● **WHAT THE EXERCISE ASKS**: Transcribe the data that follows. Match it character for character.

● **PROVIDED INFORMATION**:
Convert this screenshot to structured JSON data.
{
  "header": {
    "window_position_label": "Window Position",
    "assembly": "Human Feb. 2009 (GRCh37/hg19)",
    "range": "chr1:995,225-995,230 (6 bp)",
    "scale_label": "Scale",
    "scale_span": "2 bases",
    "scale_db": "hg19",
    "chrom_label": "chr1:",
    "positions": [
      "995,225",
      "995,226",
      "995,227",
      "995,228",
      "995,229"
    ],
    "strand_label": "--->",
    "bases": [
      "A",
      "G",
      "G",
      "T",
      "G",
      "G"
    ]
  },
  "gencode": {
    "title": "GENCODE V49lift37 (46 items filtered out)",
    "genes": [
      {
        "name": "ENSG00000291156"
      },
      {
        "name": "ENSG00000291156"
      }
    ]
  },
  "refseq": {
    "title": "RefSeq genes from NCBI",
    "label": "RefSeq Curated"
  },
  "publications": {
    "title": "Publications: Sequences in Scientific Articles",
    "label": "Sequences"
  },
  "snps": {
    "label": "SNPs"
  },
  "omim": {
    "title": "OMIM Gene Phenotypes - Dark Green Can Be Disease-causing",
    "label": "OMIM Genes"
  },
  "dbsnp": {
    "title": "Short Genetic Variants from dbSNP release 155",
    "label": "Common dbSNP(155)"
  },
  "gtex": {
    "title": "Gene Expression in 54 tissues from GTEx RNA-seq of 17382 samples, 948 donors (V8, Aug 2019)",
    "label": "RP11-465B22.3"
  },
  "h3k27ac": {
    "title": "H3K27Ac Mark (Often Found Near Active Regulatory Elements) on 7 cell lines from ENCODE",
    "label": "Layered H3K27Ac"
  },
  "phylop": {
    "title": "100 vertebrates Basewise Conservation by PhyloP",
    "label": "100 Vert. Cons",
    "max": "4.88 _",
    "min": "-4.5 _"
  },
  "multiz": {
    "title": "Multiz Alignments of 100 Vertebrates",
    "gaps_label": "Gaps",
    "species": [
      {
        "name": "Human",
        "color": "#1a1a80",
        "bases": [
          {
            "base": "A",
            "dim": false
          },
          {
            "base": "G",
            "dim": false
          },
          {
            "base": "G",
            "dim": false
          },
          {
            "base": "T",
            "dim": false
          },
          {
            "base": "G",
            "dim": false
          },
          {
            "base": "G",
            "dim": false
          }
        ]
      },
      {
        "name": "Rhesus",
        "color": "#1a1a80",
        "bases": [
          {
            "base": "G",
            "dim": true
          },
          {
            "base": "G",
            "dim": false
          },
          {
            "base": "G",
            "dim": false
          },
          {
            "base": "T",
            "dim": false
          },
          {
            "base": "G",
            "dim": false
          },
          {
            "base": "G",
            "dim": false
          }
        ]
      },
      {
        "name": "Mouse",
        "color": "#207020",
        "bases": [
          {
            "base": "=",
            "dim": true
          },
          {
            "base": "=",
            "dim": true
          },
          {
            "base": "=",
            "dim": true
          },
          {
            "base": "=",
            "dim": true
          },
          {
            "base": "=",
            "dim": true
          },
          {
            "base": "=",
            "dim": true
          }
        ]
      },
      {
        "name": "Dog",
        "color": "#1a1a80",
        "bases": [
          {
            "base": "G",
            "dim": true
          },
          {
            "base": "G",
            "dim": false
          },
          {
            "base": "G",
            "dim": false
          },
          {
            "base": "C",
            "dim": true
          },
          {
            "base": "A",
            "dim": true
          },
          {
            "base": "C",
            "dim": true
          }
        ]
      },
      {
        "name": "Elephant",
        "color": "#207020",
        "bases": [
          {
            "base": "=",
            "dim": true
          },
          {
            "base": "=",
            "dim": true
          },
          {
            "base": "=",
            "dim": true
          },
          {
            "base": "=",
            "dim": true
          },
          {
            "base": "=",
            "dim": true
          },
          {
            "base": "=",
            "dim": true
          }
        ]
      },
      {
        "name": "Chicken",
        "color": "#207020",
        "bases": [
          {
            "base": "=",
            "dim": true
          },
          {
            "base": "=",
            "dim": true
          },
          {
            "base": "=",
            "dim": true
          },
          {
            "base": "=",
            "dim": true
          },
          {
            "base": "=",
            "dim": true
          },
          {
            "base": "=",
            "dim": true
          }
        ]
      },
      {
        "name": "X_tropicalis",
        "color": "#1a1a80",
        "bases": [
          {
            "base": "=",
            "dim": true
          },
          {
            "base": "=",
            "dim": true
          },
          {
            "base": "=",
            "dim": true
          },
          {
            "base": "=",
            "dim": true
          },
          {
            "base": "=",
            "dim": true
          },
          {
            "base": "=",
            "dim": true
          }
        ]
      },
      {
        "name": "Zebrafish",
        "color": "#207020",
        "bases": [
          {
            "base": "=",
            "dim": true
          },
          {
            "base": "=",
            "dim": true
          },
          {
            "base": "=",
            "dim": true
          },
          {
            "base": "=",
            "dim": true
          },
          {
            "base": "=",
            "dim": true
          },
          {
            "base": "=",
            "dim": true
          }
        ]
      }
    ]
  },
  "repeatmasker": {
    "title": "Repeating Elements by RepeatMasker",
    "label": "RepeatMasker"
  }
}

● **TASK RESULT**:
Convert this screenshot to structured JSON data.
{
  "header": {
    "window_position_label": "Window Position",
    "assembly": "Human Feb. 2009 (GRCh37/hg19)",
    "range": "chr1:995,225-995,230 (6 bp)",
    "scale_label": "Scale",
    "scale_span": "2 bases",
    "scale_db": "hg19",
    "chrom_label": "chr1:",
    "positions": [
      "995,225",
      "995,226",
      "995,227",
      "995,228",
      "995,229"
    ],
    "strand_label": "--->",
    "bases": [
      "A",
      "G",
      "G",
      "T",
      "G",
      "G"
    ]
  },
  "gencode": {
    "title": "GENCODE V49lift37 (46 items filtered out)",
    "genes": [
      {
        "name": "ENSG00000291156"
      },
      {
        "name": "ENSG00000291156"
      }
    ]
  },
  "refseq": {
    "title": "RefSeq genes from NCBI",
    "label": "RefSeq Curated"
  },
  "publications": {
    "title": "Publications: Sequences in Scientific Articles",
    "label": "Sequences"
  },
  "snps": {
    "label": "SNPs"
  },
  "omim": {
    "title": "OMIM Gene Phenotypes - Dark Green Can Be Disease-causing",
    "label": "OMIM Genes"
  },
  "dbsnp": {
    "title": "Short Genetic Variants from dbSNP release 155",
    "label": "Common dbSNP(155)"
  },
  "gtex": {
    "title": "Gene Expression in 54 tissues from GTEx RNA-seq of 17382 samples, 948 donors (V8, Aug 2019)",
    "label": "RP11-465B22.3"
  },
  "h3k27ac": {
    "title": "H3K27Ac Mark (Often Found Near Active Regulatory Elements) on 7 cell lines from ENCODE",
    "label": "Layered H3K27Ac"
  },
  "phylop": {
    "title": "100 vertebrates Basewise Conservation by PhyloP",
    "label": "100 Vert. Cons",
    "max": "4.88 _",
    "min": "-4.5 _"
  },
  "multiz": {
    "title": "Multiz Alignments of 100 Vertebrates",
    "gaps_label": "Gaps",
    "species": [
      {
        "name": "Human",
        "color": "#1a1a80",
        "bases": [
          {
            "base": "A",
            "dim": false
          },
          {
            "base": "G",
            "dim": false
          },
          {
            "base": "G",
            "dim": false
          },
          {
            "base": "T",
            "dim": false
          },
          {
            "base": "G",
            "dim": false
          },
          {
            "base": "G",
            "dim": false
          }
        ]
      },
      {
        "name": "Rhesus",
        "color": "#1a1a80",
        "bases": [
          {
            "base": "G",
            "dim": true
          },
          {
            "base": "G",
            "dim": false
          },
          {
            "base": "G",
            "dim": false
          },
          {
            "base": "T",
            "dim": false
          },
          {
            "base": "G",
            "dim": false
          },
          {
            "base": "G",
            "dim": false
          }
        ]
      },
      {
        "name": "Mouse",
        "color": "#207020",
        "bases": [
          {
            "base": "=",
            "dim": true
          },
          {
            "base": "=",
            "dim": true
          },
          {
            "base": "=",
            "dim": true
          },
          {
            "base": "=",
            "dim": true
          },
          {
            "base": "=",
            "dim": true
          },
          {
            "base": "=",
            "dim": true
          }
        ]
      },
      {
        "name": "Dog",
        "color": "#1a1a80",
        "bases": [
          {
            "base": "G",
            "dim": true
          },
          {
            "base": "G",
            "dim": false
          },
          {
            "base": "G",
            "dim": false
          },
          {
            "base": "C",
            "dim": true
          },
          {
            "base": "A",
            "dim": true
          },
          {
            "base": "C",
            "dim": true
          }
        ]
      },
      {
        "name": "Elephant",
        "color": "#207020",
        "bases": [
          {
            "base": "=",
            "dim": true
          },
          {
            "base": "=",
            "dim": true
          },
          {
            "base": "=",
            "dim": true
          },
          {
            "base": "=",
            "dim": true
          },
          {
            "base": "=",
            "dim": true
          },
          {
            "base": "=",
            "dim": true
          }
        ]
      },
      {
        "name": "Chicken",
        "color": "#207020",
        "bases": [
          {
            "base": "=",
            "dim": true
          },
          {
            "base": "=",
            "dim": true
          },
          {
            "base": "=",
            "dim": true
          },
          {
            "base": "=",
            "dim": true
          },
          {
            "base": "=",
            "dim": true
          },
          {
            "base": "=",
            "dim": true
          }
        ]
      },
      {
        "name": "X_tropicalis",
        "color": "#1a1a80",
        "bases": [
          {
            "base": "=",
            "dim": true
          },
          {
            "base": "=",
            "dim": true
          },
          {
            "base": "=",
            "dim": true
          },
          {
            "base": "=",
            "dim": true
          },
          {
            "base": "=",
            "dim": true
          },
          {
            "base": "=",
            "dim": true
          }
        ]
      },
      {
        "name": "Zebrafish",
        "color": "#207020",
        "bases": [
          {
            "base": "=",
            "dim": true
          },
          {
            "base": "=",
            "dim": true
          },
          {
            "base": "=",
            "dim": true
          },
          {
            "base": "=",
            "dim": true
          },
          {
            "base": "=",
            "dim": true
          },
          {
            "base": "=",
            "dim": true
          }
        ]
      }
    ]
  },
  "repeatmasker": {
    "title": "Repeating Elements by RepeatMasker",
    "label": "RepeatMasker"
  }
}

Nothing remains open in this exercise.